■ **Task material**
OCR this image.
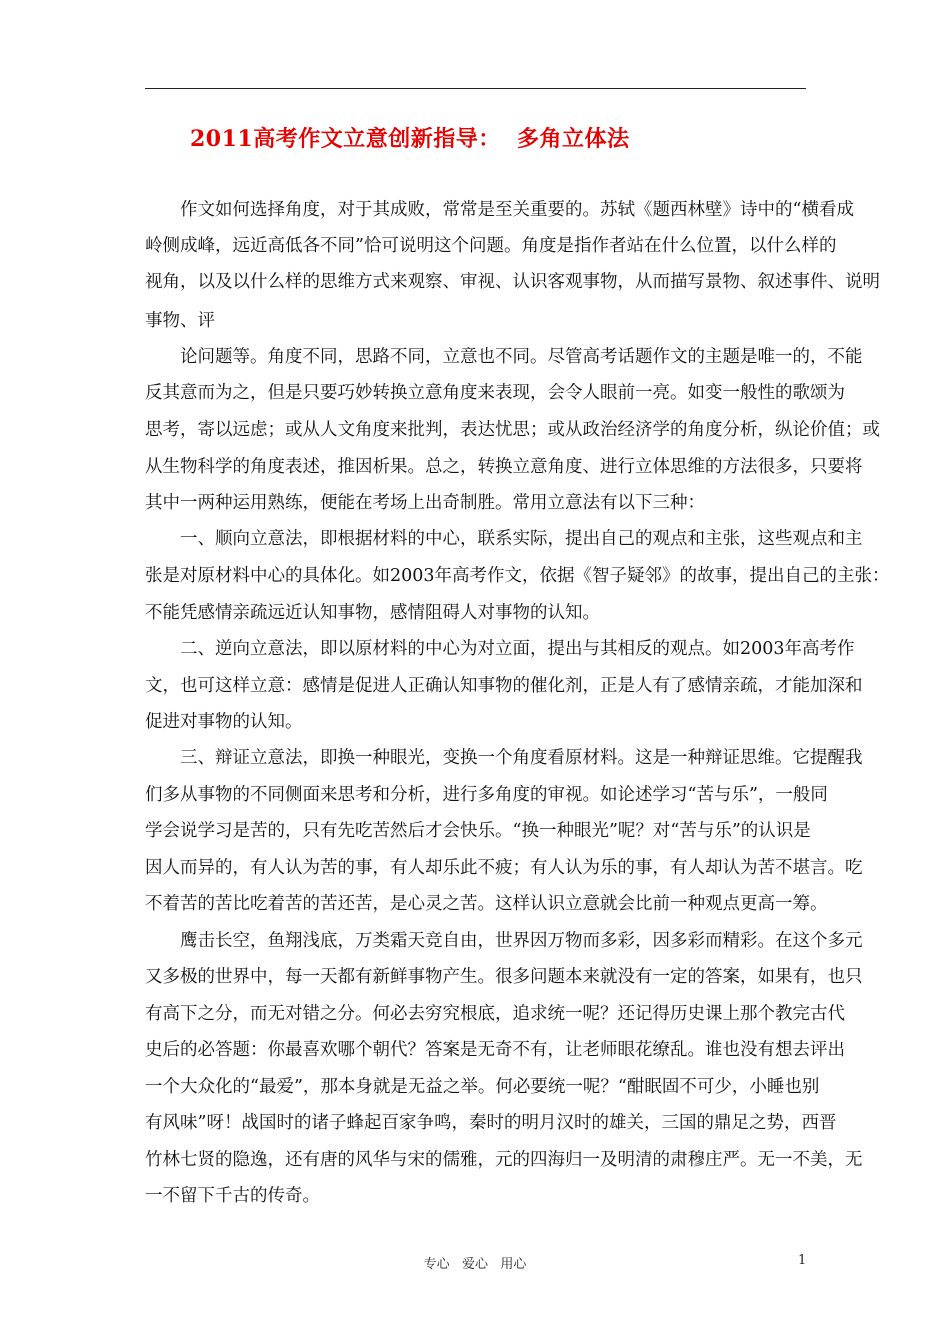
2011高考作文立意创新指导：  多角立体法
作文如何选择角度，对于其成败，常常是至关重要的。苏轼《题西林壁》诗中的“横看成
岭侧成峰，远近高低各不同”恰可说明这个问题。角度是指作者站在什么位置，以什么样的
视角，以及以什么样的思维方式来观察、审视、认识客观事物，从而描写景物、叙述事件、说明
事物、评
论问题等。角度不同，思路不同，立意也不同。尽管高考话题作文的主题是唯一的，不能
反其意而为之，但是只要巧妙转换立意角度来表现，会令人眼前一亮。如变一般性的歌颂为
思考，寄以远虑；或从人文角度来批判，表达忧思；或从政治经济学的角度分析，纵论价值；或
从生物科学的角度表述，推因析果。总之，转换立意角度、进行立体思维的方法很多，只要将
其中一两种运用熟练，便能在考场上出奇制胜。常用立意法有以下三种：
一、顺向立意法，即根据材料的中心，联系实际，提出自己的观点和主张，这些观点和主
张是对原材料中心的具体化。如2003年高考作文，依据《智子疑邻》的故事，提出自己的主张：
不能凭感情亲疏远近认知事物，感情阻碍人对事物的认知。
二、逆向立意法，即以原材料的中心为对立面，提出与其相反的观点。如2003年高考作
文，也可这样立意：感情是促进人正确认知事物的催化剂，正是人有了感情亲疏，才能加深和
促进对事物的认知。
三、辩证立意法，即换一种眼光，变换一个角度看原材料。这是一种辩证思维。它提醒我
们多从事物的不同侧面来思考和分析，进行多角度的审视。如论述学习“苦与乐”，一般同
学会说学习是苦的，只有先吃苦然后才会快乐。“换一种眼光”呢？对“苦与乐”的认识是
因人而异的，有人认为苦的事，有人却乐此不疲；有人认为乐的事，有人却认为苦不堪言。吃
不着苦的苦比吃着苦的苦还苦，是心灵之苦。这样认识立意就会比前一种观点更高一筹。
鹰击长空，鱼翔浅底，万类霜天竞自由，世界因万物而多彩，因多彩而精彩。在这个多元
又多极的世界中，每一天都有新鲜事物产生。很多问题本来就没有一定的答案，如果有，也只
有高下之分，而无对错之分。何必去穷究根底，追求统一呢？还记得历史课上那个教完古代
史后的必答题：你最喜欢哪个朝代？答案是无奇不有，让老师眼花缭乱。谁也没有想去评出
一个大众化的“最爱”，那本身就是无益之举。何必要统一呢？“酣眠固不可少，小睡也别
有风味”呀！战国时的诸子蜂起百家争鸣，秦时的明月汉时的雄关，三国的鼎足之势，西晋
竹林七贤的隐逸，还有唐的风华与宋的儒雅，元的四海归一及明清的肃穆庄严。无一不美，无
一不留下千古的传奇。
专心   爱心   用心	1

■ **Challenge**
Copy the material above in full and exactly, skipping pictures.

■ **Solution to this problem**
OCR this image.
2011高考作文立意创新指导：  多角立体法
作文如何选择角度，对于其成败，常常是至关重要的。苏轼《题西林壁》诗中的“横看成
岭侧成峰，远近高低各不同”恰可说明这个问题。角度是指作者站在什么位置，以什么样的
视角，以及以什么样的思维方式来观察、审视、认识客观事物，从而描写景物、叙述事件、说明
事物、评
论问题等。角度不同，思路不同，立意也不同。尽管高考话题作文的主题是唯一的，不能
反其意而为之，但是只要巧妙转换立意角度来表现，会令人眼前一亮。如变一般性的歌颂为
思考，寄以远虑；或从人文角度来批判，表达忧思；或从政治经济学的角度分析，纵论价值；或
从生物科学的角度表述，推因析果。总之，转换立意角度、进行立体思维的方法很多，只要将
其中一两种运用熟练，便能在考场上出奇制胜。常用立意法有以下三种：
一、顺向立意法，即根据材料的中心，联系实际，提出自己的观点和主张，这些观点和主
张是对原材料中心的具体化。如2003年高考作文，依据《智子疑邻》的故事，提出自己的主张：
不能凭感情亲疏远近认知事物，感情阻碍人对事物的认知。
二、逆向立意法，即以原材料的中心为对立面，提出与其相反的观点。如2003年高考作
文，也可这样立意：感情是促进人正确认知事物的催化剂，正是人有了感情亲疏，才能加深和
促进对事物的认知。
三、辩证立意法，即换一种眼光，变换一个角度看原材料。这是一种辩证思维。它提醒我
们多从事物的不同侧面来思考和分析，进行多角度的审视。如论述学习“苦与乐”，一般同
学会说学习是苦的，只有先吃苦然后才会快乐。“换一种眼光”呢？对“苦与乐”的认识是
因人而异的，有人认为苦的事，有人却乐此不疲；有人认为乐的事，有人却认为苦不堪言。吃
不着苦的苦比吃着苦的苦还苦，是心灵之苦。这样认识立意就会比前一种观点更高一筹。
鹰击长空，鱼翔浅底，万类霜天竞自由，世界因万物而多彩，因多彩而精彩。在这个多元
又多极的世界中，每一天都有新鲜事物产生。很多问题本来就没有一定的答案，如果有，也只
有高下之分，而无对错之分。何必去穷究根底，追求统一呢？还记得历史课上那个教完古代
史后的必答题：你最喜欢哪个朝代？答案是无奇不有，让老师眼花缭乱。谁也没有想去评出
一个大众化的“最爱”，那本身就是无益之举。何必要统一呢？“酣眠固不可少，小睡也别
有风味”呀！战国时的诸子蜂起百家争鸣，秦时的明月汉时的雄关，三国的鼎足之势，西晋
竹林七贤的隐逸，还有唐的风华与宋的儒雅，元的四海归一及明清的肃穆庄严。无一不美，无
一不留下千古的传奇。
专心   爱心   用心	1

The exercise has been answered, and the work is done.